*** RECORDS FOR THIS EXERCISE ***

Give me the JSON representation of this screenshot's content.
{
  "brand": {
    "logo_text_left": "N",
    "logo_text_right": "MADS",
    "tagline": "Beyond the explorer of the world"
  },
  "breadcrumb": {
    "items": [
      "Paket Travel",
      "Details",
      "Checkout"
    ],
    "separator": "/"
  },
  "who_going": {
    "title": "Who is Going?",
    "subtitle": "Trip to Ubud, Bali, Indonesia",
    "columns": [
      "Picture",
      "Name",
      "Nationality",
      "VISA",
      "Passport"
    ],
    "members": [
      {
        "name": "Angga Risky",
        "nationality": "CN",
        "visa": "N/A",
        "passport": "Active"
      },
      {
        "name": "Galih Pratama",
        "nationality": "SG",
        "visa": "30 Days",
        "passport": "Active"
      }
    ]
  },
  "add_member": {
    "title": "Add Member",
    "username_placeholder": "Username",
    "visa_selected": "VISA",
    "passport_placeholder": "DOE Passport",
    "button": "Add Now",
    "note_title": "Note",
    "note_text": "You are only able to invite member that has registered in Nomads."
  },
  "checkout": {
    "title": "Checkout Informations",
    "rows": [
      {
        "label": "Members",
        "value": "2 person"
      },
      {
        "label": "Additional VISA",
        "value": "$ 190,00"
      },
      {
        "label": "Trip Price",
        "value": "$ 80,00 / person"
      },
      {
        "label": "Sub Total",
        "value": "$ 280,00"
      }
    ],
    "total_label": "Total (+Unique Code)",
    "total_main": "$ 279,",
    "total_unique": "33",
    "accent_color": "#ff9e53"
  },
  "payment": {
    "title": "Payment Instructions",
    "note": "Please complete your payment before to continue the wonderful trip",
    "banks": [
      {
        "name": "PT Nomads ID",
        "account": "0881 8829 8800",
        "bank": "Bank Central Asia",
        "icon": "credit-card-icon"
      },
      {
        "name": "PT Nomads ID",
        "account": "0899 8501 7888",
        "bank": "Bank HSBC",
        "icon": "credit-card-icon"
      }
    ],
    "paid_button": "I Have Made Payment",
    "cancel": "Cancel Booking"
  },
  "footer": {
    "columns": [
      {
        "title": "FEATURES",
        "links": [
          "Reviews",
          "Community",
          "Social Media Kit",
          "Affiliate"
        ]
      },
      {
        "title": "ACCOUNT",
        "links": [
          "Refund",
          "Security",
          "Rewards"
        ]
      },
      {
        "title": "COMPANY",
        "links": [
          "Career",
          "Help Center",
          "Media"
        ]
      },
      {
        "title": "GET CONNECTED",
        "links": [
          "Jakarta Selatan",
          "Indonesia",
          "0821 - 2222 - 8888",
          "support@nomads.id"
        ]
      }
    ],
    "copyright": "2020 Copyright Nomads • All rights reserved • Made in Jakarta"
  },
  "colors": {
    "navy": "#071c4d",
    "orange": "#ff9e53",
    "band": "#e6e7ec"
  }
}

***
*** RECORDS FOR THIS EXERCISE ***

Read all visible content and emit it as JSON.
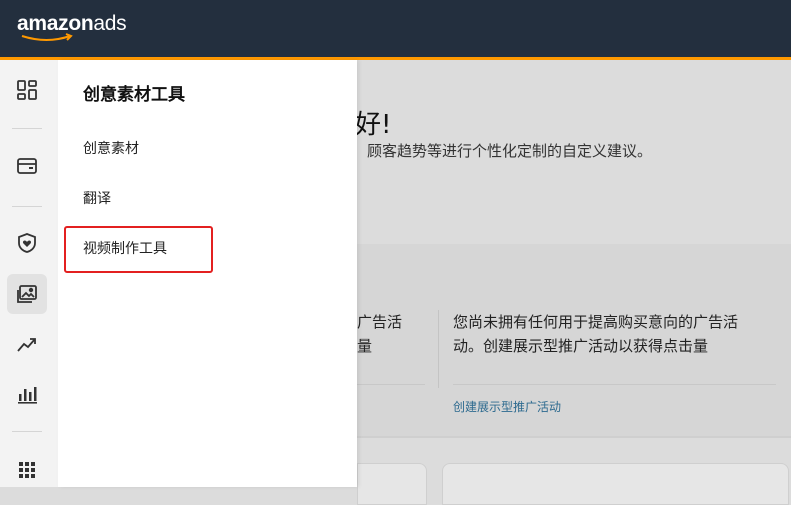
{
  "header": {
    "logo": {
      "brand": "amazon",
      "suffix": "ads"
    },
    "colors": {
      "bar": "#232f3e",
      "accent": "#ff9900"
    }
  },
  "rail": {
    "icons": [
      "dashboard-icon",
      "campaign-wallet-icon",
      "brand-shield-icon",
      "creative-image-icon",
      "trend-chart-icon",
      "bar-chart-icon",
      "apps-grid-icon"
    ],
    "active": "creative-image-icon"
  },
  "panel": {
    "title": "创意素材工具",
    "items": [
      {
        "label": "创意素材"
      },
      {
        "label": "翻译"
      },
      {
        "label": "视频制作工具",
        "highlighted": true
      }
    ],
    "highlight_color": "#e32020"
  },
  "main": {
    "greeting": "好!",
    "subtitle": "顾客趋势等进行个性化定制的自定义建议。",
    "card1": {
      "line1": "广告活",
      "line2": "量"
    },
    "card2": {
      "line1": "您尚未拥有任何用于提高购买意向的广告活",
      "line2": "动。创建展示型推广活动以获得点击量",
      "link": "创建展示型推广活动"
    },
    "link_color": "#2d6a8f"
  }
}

***
*** RECORDS FOR THIS EXERCISE ***

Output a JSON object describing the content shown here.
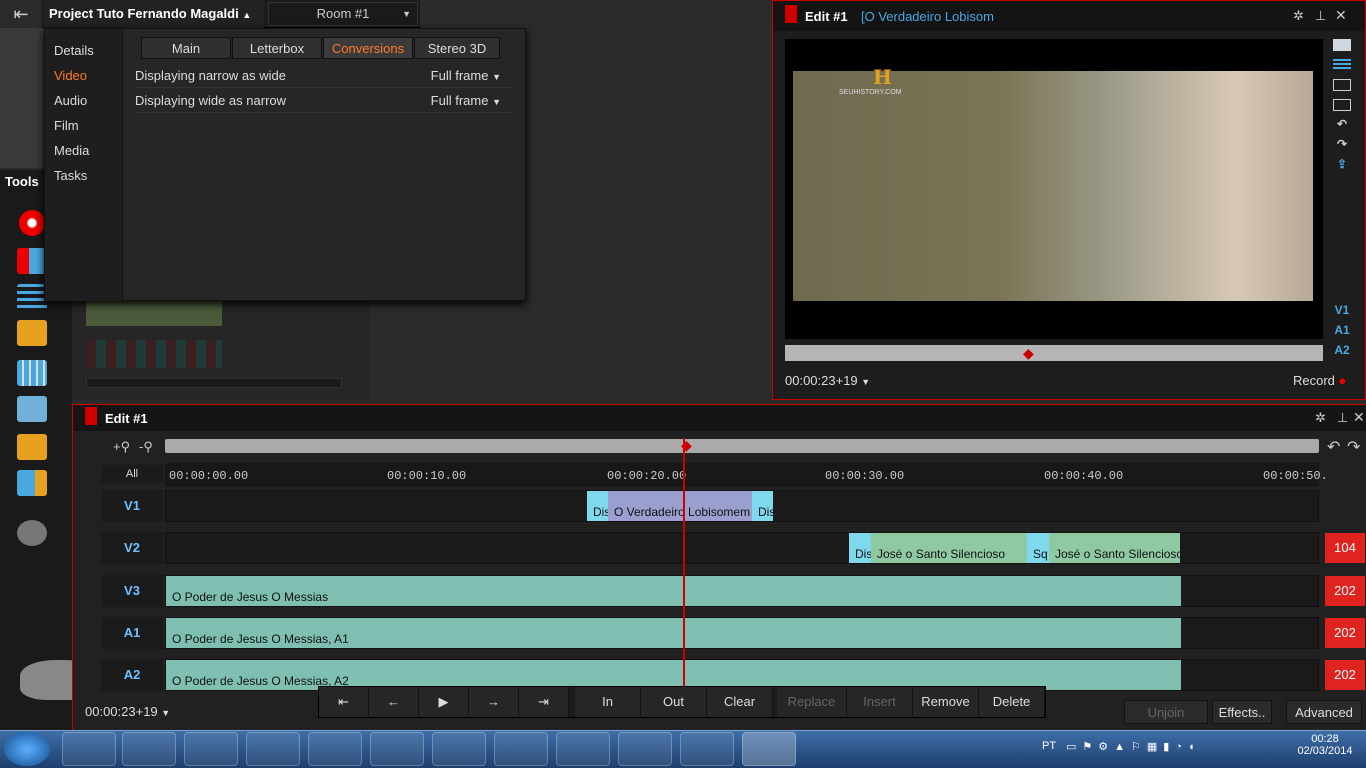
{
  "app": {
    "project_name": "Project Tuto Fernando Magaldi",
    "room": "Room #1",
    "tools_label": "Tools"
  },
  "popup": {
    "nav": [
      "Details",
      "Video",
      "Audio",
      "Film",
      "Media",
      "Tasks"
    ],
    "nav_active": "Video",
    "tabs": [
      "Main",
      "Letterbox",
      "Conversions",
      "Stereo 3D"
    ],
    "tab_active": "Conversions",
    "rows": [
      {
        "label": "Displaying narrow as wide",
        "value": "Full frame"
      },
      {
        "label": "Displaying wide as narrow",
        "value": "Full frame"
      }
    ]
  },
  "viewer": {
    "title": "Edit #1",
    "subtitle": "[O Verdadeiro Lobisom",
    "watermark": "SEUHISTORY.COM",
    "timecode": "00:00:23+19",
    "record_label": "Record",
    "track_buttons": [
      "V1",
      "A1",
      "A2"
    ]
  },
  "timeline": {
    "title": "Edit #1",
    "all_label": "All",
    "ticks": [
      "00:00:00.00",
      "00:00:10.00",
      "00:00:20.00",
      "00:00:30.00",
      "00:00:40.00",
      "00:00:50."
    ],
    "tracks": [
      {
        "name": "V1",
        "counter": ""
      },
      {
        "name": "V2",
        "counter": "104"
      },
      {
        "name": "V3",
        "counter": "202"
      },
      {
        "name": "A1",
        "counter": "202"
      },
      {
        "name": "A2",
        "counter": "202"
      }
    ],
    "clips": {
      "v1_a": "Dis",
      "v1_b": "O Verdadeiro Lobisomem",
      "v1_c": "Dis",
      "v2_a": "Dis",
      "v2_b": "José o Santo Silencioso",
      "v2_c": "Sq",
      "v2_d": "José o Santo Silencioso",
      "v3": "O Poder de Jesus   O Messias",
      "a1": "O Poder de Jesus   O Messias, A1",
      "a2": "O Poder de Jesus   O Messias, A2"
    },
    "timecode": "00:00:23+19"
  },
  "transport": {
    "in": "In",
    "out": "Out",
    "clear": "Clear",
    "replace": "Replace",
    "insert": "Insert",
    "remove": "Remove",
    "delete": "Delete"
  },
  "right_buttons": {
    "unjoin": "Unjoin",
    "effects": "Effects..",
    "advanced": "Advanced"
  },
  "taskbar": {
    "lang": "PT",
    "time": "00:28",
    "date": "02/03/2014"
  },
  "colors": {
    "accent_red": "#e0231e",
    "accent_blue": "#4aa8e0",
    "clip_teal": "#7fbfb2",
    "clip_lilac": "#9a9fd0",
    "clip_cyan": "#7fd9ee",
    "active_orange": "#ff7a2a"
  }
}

***

## [EXERCISE OBJECTIVE]
Using the entries above, state how many lines include the word "Silencioso", with no other words.

## [RESULT OF THE EXERCISE]
2